(Figure contents as structured data)
═══

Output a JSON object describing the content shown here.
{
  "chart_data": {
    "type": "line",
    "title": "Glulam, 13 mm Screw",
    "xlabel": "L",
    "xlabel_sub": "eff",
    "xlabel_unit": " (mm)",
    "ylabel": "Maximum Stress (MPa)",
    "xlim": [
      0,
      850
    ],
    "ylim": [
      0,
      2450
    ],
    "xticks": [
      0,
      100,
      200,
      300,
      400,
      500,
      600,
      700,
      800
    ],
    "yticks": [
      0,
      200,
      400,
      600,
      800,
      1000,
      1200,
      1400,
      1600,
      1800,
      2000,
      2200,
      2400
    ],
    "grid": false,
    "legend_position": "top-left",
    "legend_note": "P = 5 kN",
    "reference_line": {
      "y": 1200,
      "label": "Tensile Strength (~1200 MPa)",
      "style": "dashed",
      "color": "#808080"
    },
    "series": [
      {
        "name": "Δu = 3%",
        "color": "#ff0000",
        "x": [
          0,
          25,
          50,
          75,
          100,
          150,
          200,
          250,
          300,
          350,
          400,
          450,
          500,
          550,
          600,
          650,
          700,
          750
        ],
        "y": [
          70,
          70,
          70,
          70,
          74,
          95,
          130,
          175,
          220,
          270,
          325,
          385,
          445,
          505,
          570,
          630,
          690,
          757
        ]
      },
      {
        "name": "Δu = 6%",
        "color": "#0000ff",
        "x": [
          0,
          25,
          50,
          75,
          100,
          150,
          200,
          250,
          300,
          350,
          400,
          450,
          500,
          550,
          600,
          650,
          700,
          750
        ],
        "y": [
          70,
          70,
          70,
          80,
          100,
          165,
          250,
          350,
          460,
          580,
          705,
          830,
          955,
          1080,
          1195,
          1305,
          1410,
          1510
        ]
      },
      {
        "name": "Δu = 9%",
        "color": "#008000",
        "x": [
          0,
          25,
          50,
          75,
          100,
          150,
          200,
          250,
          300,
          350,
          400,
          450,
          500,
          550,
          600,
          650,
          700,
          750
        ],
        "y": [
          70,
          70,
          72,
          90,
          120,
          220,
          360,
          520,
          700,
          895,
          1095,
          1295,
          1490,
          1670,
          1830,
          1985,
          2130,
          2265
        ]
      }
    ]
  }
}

═══

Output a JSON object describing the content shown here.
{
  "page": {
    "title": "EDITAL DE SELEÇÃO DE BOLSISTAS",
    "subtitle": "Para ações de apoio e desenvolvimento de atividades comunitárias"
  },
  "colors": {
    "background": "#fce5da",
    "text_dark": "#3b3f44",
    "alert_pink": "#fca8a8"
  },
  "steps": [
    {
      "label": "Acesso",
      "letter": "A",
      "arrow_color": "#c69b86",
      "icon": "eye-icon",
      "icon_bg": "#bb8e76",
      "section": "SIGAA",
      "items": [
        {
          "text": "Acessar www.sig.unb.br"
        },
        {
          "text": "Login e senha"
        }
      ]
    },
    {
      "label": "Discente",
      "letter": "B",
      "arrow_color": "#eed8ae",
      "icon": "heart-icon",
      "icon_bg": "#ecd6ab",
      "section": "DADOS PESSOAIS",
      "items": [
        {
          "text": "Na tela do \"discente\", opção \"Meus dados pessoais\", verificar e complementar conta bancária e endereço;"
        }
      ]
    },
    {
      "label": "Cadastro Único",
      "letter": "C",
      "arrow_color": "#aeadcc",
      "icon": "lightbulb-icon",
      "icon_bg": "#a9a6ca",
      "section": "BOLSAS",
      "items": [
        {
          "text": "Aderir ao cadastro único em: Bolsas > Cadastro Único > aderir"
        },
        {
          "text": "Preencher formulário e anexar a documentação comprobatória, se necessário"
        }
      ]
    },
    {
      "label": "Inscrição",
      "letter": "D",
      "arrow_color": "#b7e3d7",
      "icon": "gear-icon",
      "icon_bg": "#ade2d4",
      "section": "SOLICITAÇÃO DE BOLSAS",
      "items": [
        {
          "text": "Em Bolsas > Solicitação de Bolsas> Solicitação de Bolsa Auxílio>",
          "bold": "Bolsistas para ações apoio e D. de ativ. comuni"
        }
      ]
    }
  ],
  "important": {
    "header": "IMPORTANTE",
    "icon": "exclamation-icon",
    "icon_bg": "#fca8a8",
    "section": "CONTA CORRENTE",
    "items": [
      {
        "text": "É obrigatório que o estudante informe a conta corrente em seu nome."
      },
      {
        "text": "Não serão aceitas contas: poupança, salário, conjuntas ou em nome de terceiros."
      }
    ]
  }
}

═══

Read the data above and count the lines that include "ações". Answer only with the count.

2